▶ _CHALLENGE_: Your task is to gather the lines below that hold the string "Footprint".

[Figure content listings]
- - -

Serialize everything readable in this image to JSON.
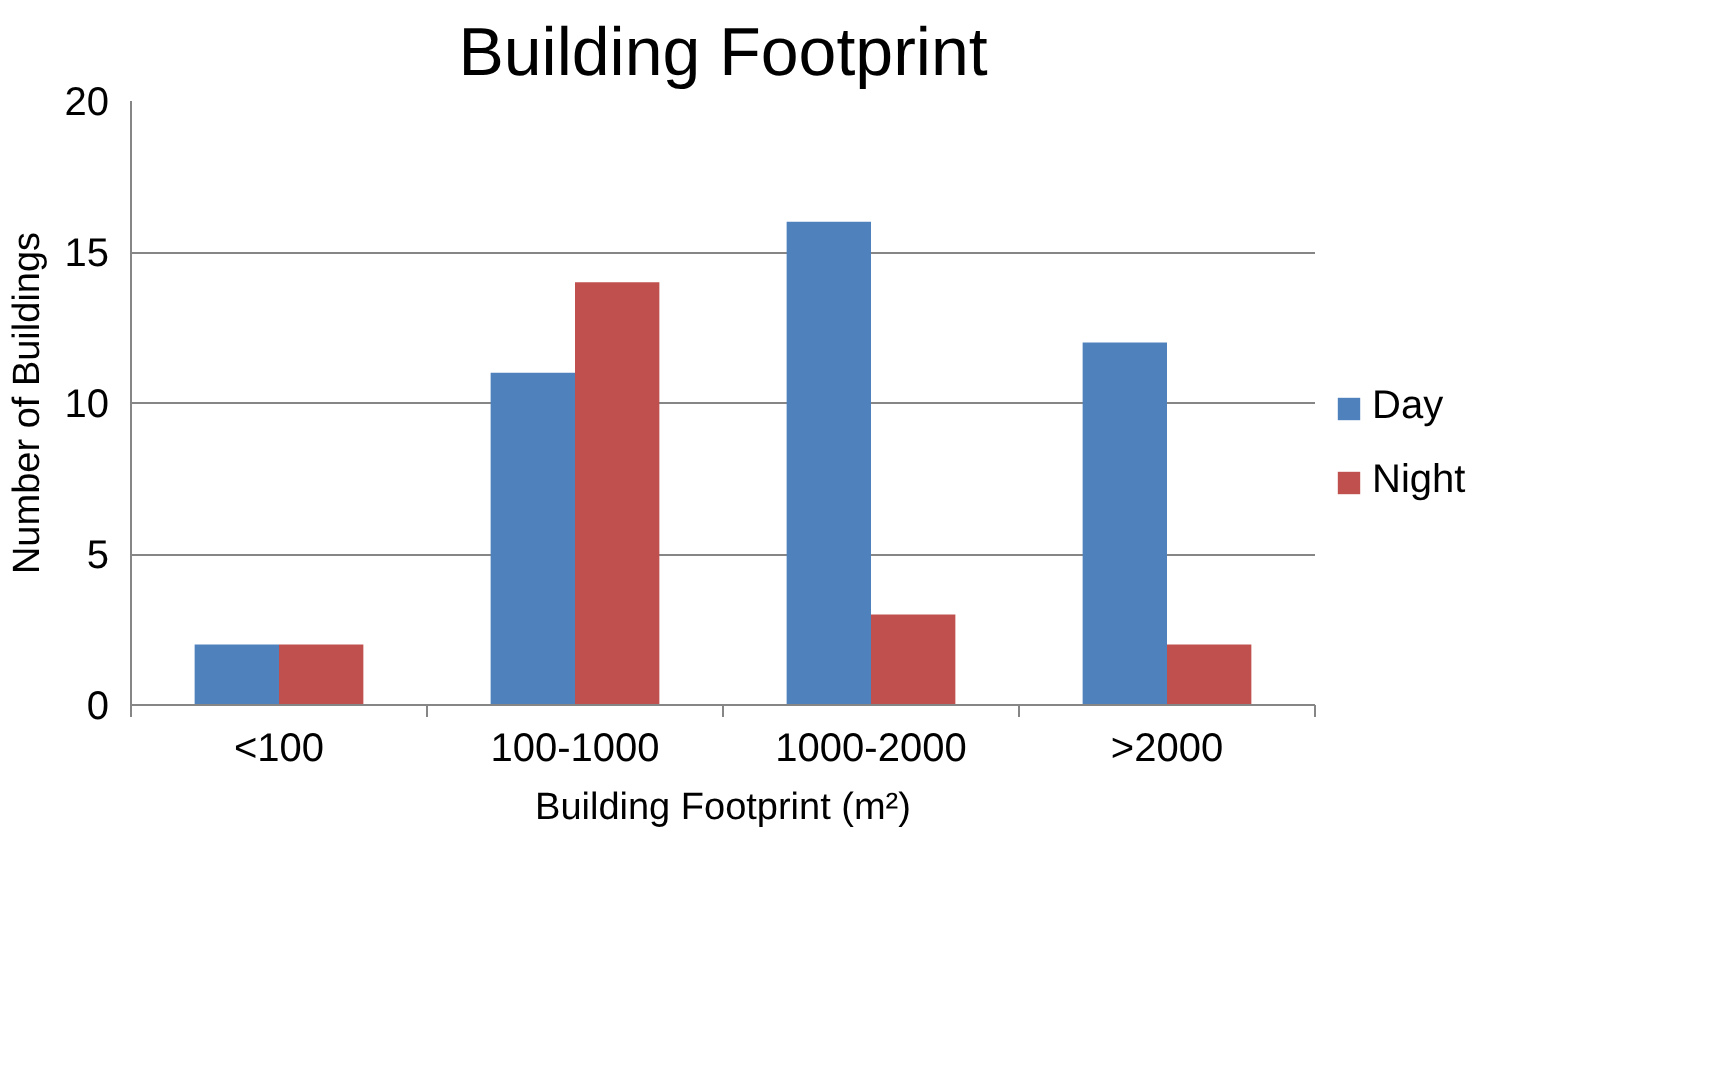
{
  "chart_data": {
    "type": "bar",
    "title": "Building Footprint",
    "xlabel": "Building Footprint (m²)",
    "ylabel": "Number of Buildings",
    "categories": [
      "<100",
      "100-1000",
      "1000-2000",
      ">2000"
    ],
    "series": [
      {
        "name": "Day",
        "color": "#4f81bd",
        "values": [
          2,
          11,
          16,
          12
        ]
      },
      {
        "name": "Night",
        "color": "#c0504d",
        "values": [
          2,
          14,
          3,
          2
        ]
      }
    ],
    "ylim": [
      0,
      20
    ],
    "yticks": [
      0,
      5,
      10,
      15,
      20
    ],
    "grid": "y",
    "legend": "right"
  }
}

- - -

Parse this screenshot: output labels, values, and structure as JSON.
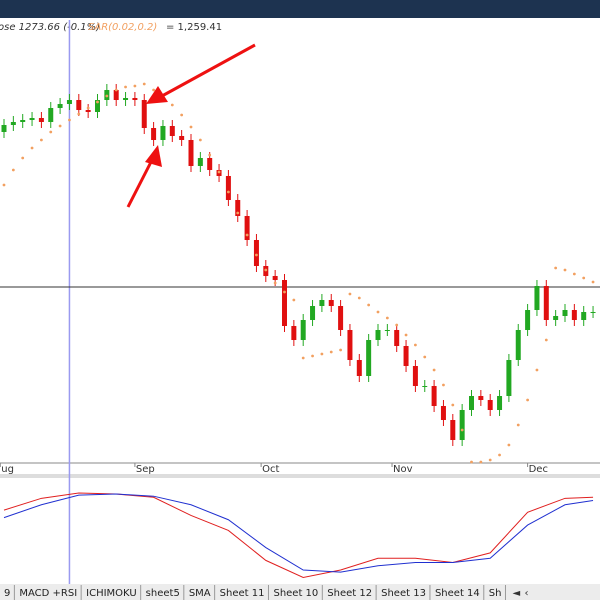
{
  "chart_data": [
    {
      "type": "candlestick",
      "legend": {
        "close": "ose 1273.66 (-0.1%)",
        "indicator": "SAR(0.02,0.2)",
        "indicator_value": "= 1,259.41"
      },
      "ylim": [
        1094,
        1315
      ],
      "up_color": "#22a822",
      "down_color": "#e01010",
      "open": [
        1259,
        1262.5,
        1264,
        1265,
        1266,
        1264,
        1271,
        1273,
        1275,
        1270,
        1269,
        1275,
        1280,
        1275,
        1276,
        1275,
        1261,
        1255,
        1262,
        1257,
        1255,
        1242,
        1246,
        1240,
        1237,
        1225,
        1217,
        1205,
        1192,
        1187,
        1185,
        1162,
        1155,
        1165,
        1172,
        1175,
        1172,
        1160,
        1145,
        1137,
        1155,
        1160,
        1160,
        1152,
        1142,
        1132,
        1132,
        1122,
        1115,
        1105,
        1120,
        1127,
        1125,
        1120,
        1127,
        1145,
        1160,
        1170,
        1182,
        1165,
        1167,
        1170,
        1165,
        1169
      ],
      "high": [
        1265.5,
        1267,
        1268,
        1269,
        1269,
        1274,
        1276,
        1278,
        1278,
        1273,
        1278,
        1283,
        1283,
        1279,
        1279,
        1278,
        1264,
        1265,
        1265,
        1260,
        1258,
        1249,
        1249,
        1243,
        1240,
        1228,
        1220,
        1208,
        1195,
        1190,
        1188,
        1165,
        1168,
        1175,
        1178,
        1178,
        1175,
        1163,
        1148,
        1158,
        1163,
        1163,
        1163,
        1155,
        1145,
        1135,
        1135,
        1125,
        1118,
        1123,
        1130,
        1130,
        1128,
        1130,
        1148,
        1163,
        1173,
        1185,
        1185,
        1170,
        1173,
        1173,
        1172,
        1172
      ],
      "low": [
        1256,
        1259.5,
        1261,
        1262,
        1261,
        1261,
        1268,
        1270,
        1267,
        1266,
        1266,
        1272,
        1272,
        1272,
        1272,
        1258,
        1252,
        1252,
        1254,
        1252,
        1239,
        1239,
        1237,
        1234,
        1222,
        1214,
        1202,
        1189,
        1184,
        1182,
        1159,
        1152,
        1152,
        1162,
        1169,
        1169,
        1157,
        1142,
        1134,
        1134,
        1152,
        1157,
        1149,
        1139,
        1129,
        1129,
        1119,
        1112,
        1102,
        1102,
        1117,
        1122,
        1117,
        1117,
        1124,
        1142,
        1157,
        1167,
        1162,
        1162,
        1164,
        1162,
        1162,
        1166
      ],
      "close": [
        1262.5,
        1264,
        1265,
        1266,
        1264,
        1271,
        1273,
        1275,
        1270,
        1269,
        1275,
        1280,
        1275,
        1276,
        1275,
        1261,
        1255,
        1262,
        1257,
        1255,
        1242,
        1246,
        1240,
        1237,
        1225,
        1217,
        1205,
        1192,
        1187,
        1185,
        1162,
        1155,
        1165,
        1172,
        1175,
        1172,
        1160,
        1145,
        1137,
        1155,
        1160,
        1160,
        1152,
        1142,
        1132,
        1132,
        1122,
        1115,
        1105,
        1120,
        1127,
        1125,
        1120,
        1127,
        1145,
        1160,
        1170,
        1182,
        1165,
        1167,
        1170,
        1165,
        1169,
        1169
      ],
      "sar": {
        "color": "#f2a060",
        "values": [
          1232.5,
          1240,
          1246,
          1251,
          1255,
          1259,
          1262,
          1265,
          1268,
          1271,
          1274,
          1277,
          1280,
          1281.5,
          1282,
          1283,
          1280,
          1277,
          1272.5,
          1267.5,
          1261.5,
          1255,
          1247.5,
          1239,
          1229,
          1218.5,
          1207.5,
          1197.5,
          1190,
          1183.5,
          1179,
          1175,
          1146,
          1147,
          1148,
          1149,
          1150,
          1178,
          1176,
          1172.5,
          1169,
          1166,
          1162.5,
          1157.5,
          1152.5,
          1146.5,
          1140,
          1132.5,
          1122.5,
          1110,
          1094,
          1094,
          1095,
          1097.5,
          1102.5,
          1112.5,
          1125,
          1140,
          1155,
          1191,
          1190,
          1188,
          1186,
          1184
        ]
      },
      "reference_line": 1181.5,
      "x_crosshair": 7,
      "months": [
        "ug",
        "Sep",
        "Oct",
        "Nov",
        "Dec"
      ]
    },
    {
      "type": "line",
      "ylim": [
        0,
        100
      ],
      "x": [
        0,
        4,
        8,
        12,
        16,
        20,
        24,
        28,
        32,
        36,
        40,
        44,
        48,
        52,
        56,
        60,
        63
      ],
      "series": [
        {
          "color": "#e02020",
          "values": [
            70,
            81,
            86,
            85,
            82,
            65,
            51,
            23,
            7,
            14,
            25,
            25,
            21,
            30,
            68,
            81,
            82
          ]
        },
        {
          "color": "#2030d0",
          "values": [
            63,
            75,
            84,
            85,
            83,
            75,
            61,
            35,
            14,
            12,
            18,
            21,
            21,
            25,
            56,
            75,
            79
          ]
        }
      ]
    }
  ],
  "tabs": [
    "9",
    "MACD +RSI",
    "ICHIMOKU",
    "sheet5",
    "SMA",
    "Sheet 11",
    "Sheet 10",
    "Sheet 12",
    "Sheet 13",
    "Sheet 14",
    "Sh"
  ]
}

- - -

▶ _THE OUTPUT_:
    "title": "Building Footprint",
    "xlabel": "Building Footprint (m²)",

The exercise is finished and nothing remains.